::: INFORMATION GIVEN
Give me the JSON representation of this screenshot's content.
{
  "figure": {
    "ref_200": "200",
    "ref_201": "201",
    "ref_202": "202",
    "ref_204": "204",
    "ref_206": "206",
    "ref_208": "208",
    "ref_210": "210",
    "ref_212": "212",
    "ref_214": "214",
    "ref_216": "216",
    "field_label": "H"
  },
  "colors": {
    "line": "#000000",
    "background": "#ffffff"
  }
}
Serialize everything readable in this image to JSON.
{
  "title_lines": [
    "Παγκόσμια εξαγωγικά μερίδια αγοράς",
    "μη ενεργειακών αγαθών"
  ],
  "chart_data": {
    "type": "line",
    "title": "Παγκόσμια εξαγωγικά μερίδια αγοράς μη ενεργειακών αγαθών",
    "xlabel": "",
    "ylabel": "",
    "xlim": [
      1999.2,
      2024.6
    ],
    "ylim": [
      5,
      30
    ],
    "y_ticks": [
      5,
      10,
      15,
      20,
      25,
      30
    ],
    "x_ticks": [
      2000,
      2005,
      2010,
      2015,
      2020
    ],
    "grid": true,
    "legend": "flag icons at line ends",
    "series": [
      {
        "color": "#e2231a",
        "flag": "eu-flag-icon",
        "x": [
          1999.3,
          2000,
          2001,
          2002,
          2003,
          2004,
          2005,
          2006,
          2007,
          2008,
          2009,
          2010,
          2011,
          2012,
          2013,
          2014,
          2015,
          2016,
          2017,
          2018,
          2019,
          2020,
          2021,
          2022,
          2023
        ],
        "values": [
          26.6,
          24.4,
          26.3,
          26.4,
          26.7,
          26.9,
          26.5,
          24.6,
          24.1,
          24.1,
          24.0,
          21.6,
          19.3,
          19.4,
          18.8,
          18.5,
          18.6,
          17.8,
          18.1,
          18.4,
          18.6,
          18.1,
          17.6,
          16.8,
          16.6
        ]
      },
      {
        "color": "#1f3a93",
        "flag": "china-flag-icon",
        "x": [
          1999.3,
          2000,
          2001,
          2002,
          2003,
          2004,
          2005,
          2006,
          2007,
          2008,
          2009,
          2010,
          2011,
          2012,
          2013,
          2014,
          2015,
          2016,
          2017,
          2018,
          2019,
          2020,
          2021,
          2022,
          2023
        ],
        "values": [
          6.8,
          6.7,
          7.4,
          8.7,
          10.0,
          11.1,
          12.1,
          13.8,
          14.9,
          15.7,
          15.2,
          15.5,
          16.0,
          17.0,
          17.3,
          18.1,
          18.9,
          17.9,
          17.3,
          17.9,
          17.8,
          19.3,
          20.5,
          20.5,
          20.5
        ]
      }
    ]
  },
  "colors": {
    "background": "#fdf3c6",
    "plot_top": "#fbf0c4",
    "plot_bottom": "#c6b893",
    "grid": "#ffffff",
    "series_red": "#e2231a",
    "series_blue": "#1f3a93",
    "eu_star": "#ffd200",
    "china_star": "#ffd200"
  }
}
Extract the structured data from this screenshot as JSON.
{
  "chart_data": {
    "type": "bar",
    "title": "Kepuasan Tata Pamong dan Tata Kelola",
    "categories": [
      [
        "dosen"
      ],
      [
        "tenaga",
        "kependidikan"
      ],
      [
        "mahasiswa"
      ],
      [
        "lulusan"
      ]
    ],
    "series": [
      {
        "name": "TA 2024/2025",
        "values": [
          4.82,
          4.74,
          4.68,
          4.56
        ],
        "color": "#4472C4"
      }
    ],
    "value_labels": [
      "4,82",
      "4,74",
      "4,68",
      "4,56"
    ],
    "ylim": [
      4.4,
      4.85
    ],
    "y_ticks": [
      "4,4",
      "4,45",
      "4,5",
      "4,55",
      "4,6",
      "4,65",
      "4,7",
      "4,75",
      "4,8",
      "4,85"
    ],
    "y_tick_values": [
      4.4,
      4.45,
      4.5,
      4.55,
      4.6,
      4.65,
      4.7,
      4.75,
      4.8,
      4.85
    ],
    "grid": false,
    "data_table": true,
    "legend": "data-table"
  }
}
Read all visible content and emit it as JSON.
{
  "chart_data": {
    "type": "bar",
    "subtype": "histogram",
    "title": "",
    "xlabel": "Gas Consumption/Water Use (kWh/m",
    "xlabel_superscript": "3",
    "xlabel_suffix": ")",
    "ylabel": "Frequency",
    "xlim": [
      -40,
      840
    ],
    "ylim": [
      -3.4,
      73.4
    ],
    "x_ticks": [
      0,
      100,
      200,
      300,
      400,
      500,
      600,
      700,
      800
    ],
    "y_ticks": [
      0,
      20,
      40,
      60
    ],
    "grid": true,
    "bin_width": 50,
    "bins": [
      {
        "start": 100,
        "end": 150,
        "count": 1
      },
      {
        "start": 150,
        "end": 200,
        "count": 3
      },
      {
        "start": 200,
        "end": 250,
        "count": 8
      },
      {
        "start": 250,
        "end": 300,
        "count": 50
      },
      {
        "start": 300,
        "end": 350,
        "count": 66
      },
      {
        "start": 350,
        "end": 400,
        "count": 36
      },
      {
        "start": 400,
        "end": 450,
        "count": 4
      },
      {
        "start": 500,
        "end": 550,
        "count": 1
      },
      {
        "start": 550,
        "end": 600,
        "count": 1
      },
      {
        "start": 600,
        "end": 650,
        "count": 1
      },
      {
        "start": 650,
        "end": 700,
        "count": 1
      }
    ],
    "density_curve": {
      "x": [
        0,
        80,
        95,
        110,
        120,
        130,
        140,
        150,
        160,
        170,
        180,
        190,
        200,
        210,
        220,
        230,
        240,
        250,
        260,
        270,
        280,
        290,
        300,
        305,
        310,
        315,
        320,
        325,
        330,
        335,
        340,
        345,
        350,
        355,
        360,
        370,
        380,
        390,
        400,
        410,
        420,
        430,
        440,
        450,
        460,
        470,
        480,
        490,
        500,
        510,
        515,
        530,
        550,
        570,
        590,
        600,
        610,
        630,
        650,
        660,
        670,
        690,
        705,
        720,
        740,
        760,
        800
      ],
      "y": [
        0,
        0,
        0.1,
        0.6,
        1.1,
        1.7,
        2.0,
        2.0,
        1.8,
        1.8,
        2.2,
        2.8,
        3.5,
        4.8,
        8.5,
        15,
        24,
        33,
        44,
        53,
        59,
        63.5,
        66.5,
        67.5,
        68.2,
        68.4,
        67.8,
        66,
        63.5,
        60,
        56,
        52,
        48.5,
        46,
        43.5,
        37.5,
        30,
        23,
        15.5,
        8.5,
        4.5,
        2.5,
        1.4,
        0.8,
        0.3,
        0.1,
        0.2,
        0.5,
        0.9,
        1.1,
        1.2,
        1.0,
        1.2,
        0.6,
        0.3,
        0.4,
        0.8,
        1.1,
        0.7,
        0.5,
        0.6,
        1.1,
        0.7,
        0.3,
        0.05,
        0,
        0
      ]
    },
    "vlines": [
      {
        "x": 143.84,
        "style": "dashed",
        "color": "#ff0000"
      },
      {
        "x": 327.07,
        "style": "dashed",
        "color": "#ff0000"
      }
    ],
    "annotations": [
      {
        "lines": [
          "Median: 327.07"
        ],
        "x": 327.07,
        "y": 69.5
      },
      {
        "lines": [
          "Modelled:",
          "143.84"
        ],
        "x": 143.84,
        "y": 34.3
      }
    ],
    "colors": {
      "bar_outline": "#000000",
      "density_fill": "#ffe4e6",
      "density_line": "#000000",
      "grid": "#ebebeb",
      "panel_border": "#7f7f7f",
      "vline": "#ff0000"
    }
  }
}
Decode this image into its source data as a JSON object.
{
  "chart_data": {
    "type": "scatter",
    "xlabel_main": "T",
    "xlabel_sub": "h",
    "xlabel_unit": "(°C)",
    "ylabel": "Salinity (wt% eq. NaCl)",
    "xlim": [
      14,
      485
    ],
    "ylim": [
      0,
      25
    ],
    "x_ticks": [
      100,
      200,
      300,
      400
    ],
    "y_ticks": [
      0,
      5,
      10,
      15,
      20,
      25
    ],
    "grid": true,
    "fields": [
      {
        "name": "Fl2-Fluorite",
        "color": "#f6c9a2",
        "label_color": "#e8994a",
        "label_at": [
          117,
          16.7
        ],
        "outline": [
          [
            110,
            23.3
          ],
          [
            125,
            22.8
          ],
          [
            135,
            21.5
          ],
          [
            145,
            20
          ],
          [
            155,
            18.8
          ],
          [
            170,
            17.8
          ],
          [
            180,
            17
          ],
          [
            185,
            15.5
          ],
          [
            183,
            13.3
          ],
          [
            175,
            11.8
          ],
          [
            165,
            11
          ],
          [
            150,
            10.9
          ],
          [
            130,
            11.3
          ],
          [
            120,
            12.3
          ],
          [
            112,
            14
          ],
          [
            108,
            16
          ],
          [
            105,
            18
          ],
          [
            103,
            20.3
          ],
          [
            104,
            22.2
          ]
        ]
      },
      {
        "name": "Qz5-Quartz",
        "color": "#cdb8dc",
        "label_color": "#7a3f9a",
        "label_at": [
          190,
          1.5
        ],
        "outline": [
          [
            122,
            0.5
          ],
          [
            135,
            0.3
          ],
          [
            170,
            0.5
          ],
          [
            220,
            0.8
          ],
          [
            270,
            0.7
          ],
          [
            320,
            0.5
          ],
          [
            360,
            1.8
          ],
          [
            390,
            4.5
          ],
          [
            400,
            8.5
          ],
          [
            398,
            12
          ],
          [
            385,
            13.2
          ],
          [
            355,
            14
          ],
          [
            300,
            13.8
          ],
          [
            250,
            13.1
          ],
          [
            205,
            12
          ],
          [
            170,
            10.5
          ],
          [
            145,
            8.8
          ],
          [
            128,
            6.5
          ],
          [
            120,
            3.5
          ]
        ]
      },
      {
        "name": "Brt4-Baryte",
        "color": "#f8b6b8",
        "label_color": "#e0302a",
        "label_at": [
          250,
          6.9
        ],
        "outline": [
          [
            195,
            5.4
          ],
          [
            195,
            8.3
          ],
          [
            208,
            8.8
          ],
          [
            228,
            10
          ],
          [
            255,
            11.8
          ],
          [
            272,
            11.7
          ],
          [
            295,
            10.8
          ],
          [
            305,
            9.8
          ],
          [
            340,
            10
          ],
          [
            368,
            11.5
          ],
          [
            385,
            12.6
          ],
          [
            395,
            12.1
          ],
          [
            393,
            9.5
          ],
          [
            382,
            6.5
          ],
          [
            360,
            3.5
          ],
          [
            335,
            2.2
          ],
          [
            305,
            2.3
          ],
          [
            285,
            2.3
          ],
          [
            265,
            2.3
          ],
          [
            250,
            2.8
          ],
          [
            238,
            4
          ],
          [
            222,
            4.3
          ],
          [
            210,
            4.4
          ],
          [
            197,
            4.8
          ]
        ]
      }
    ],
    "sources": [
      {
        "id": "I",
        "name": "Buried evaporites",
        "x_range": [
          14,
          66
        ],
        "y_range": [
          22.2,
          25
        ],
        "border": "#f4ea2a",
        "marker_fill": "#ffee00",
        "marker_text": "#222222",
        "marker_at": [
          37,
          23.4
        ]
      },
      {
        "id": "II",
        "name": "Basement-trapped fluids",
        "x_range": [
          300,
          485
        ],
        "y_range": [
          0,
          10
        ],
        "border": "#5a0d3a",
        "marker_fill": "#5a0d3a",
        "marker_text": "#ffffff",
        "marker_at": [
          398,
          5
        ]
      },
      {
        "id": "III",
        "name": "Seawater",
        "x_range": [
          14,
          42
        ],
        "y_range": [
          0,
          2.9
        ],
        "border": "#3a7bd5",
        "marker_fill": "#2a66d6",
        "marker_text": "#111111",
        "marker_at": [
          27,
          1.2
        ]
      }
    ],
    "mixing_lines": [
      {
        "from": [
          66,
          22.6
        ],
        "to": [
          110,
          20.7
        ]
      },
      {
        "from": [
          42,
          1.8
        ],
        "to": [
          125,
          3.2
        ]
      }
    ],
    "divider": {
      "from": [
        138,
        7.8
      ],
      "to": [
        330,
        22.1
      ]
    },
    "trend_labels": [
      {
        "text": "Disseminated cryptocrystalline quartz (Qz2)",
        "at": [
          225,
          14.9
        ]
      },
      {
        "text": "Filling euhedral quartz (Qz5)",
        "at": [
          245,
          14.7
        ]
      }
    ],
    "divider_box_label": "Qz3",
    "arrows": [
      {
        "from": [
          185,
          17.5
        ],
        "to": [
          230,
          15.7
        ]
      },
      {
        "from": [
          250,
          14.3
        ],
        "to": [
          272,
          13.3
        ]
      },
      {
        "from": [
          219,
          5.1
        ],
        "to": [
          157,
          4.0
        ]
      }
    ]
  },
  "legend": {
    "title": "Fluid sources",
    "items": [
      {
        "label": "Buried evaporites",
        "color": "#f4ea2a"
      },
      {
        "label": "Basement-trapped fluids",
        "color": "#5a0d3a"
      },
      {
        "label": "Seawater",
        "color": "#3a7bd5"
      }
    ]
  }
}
::::::
WRITTEN PROBLEM: In the material above, find each line that contains the word "μερίδια", and select it.

THE SOLUTION:
    "Παγκόσμια εξαγωγικά μερίδια αγοράς",
    "title": "Παγκόσμια εξαγωγικά μερίδια αγοράς μη ενεργειακών αγαθών",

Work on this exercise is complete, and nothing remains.